#### EXCERPTED RECORDS ####
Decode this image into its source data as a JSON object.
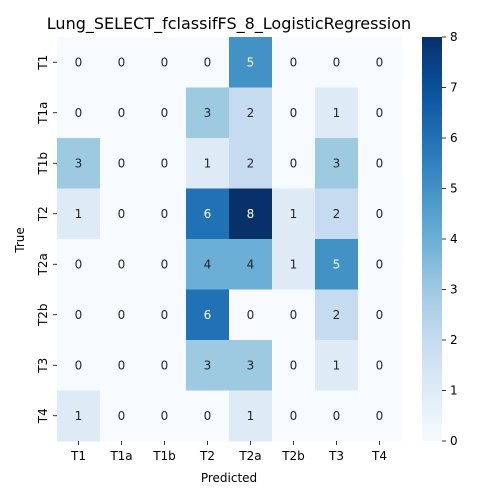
{
  "chart_data": {
    "type": "heatmap",
    "title": "Lung_SELECT_fclassifFS_8_LogisticRegression",
    "xlabel": "Predicted",
    "ylabel": "True",
    "x_categories": [
      "T1",
      "T1a",
      "T1b",
      "T2",
      "T2a",
      "T2b",
      "T3",
      "T4"
    ],
    "y_categories": [
      "T1",
      "T1a",
      "T1b",
      "T2",
      "T2a",
      "T2b",
      "T3",
      "T4"
    ],
    "values": [
      [
        0,
        0,
        0,
        0,
        5,
        0,
        0,
        0
      ],
      [
        0,
        0,
        0,
        3,
        2,
        0,
        1,
        0
      ],
      [
        3,
        0,
        0,
        1,
        2,
        0,
        3,
        0
      ],
      [
        1,
        0,
        0,
        6,
        8,
        1,
        2,
        0
      ],
      [
        0,
        0,
        0,
        4,
        4,
        1,
        5,
        0
      ],
      [
        0,
        0,
        0,
        6,
        0,
        0,
        2,
        0
      ],
      [
        0,
        0,
        0,
        3,
        3,
        0,
        1,
        0
      ],
      [
        1,
        0,
        0,
        0,
        1,
        0,
        0,
        0
      ]
    ],
    "colorbar": {
      "range": [
        0,
        8
      ],
      "ticks": [
        "0",
        "1",
        "2",
        "3",
        "4",
        "5",
        "6",
        "7",
        "8"
      ]
    },
    "colormap": "Blues"
  }
}
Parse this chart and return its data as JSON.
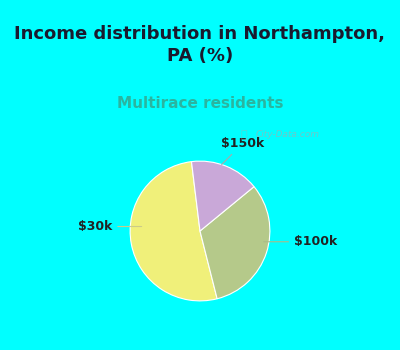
{
  "title": "Income distribution in Northampton,\nPA (%)",
  "subtitle": "Multirace residents",
  "title_color": "#1a1a2e",
  "subtitle_color": "#2ab5a0",
  "title_bg_color": "#00ffff",
  "pie_panel_color": "#e8f2ec",
  "slices": [
    {
      "label": "$30k",
      "value": 52,
      "color": "#f0f07a"
    },
    {
      "label": "$100k",
      "value": 32,
      "color": "#b5c98a"
    },
    {
      "label": "$150k",
      "value": 16,
      "color": "#c9a8d8"
    }
  ],
  "label_fontsize": 9,
  "title_fontsize": 13,
  "subtitle_fontsize": 11,
  "watermark": "City-Data.com",
  "startangle": 97
}
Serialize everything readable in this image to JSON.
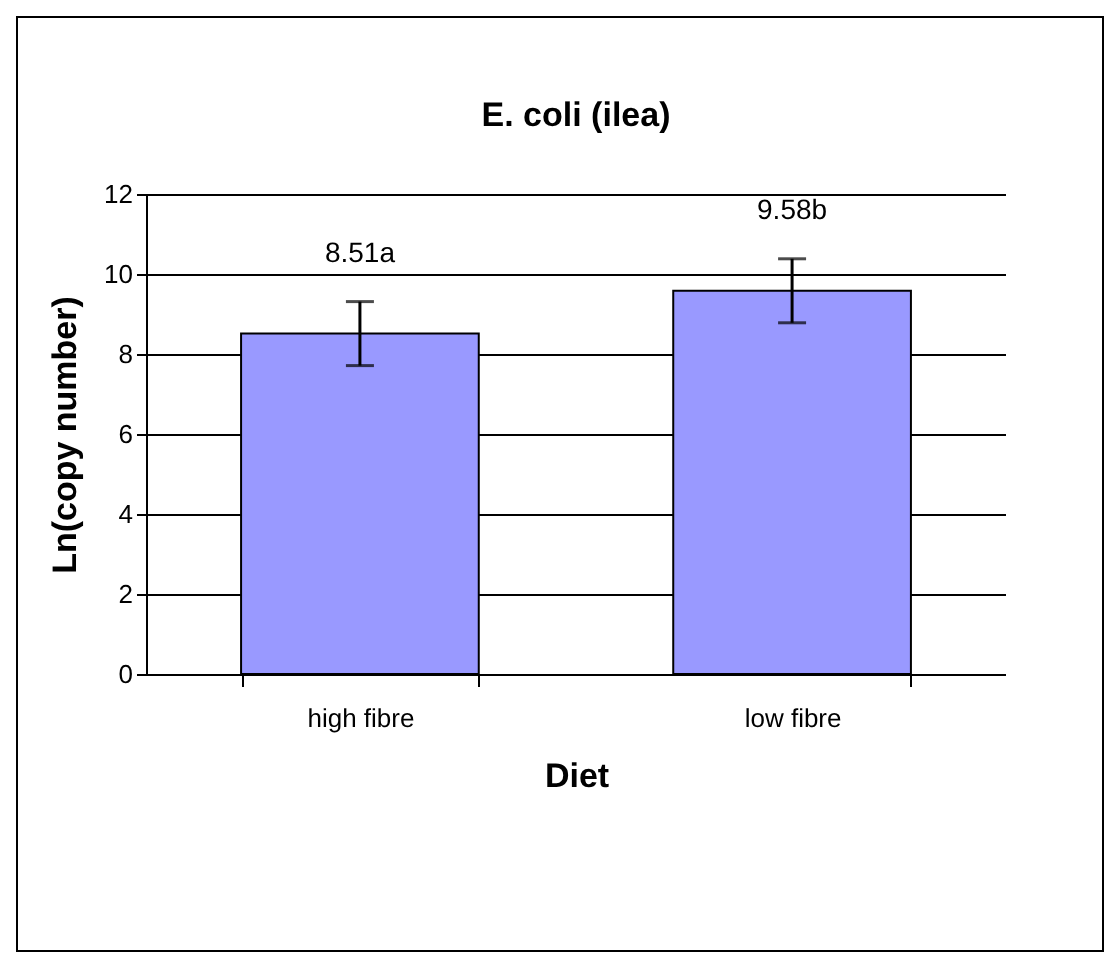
####
• _SET TASK_
Using the material above, retype each entry exactly and omit the pictures.

• _PROBLEM SOLUTION_
Decode this image into its source data as a JSON object.
{
  "chart_data": {
    "type": "heatmap",
    "title": "Lung_SELECT_fclassifFS_8_LogisticRegression",
    "xlabel": "Predicted",
    "ylabel": "True",
    "x_categories": [
      "T1",
      "T1a",
      "T1b",
      "T2",
      "T2a",
      "T2b",
      "T3",
      "T4"
    ],
    "y_categories": [
      "T1",
      "T1a",
      "T1b",
      "T2",
      "T2a",
      "T2b",
      "T3",
      "T4"
    ],
    "values": [
      [
        0,
        0,
        0,
        0,
        5,
        0,
        0,
        0
      ],
      [
        0,
        0,
        0,
        3,
        2,
        0,
        1,
        0
      ],
      [
        3,
        0,
        0,
        1,
        2,
        0,
        3,
        0
      ],
      [
        1,
        0,
        0,
        6,
        8,
        1,
        2,
        0
      ],
      [
        0,
        0,
        0,
        4,
        4,
        1,
        5,
        0
      ],
      [
        0,
        0,
        0,
        6,
        0,
        0,
        2,
        0
      ],
      [
        0,
        0,
        0,
        3,
        3,
        0,
        1,
        0
      ],
      [
        1,
        0,
        0,
        0,
        1,
        0,
        0,
        0
      ]
    ],
    "colorbar": {
      "range": [
        0,
        8
      ],
      "ticks": [
        "0",
        "1",
        "2",
        "3",
        "4",
        "5",
        "6",
        "7",
        "8"
      ]
    },
    "colormap": "Blues"
  }
}
Parse this chart and return its data as JSON.
{
  "title": "Income distribution in Northampton,\nPA (%)",
  "subtitle": "Multirace residents",
  "title_color": "#1a1a2e",
  "subtitle_color": "#2ab5a0",
  "title_bg_color": "#00ffff",
  "pie_panel_color": "#e8f2ec",
  "slices": [
    {
      "label": "$30k",
      "value": 52,
      "color": "#f0f07a"
    },
    {
      "label": "$100k",
      "value": 32,
      "color": "#b5c98a"
    },
    {
      "label": "$150k",
      "value": 16,
      "color": "#c9a8d8"
    }
  ],
  "label_fontsize": 9,
  "title_fontsize": 13,
  "subtitle_fontsize": 11,
  "watermark": "City-Data.com",
  "startangle": 97
}
Serialize everything readable in this image to JSON.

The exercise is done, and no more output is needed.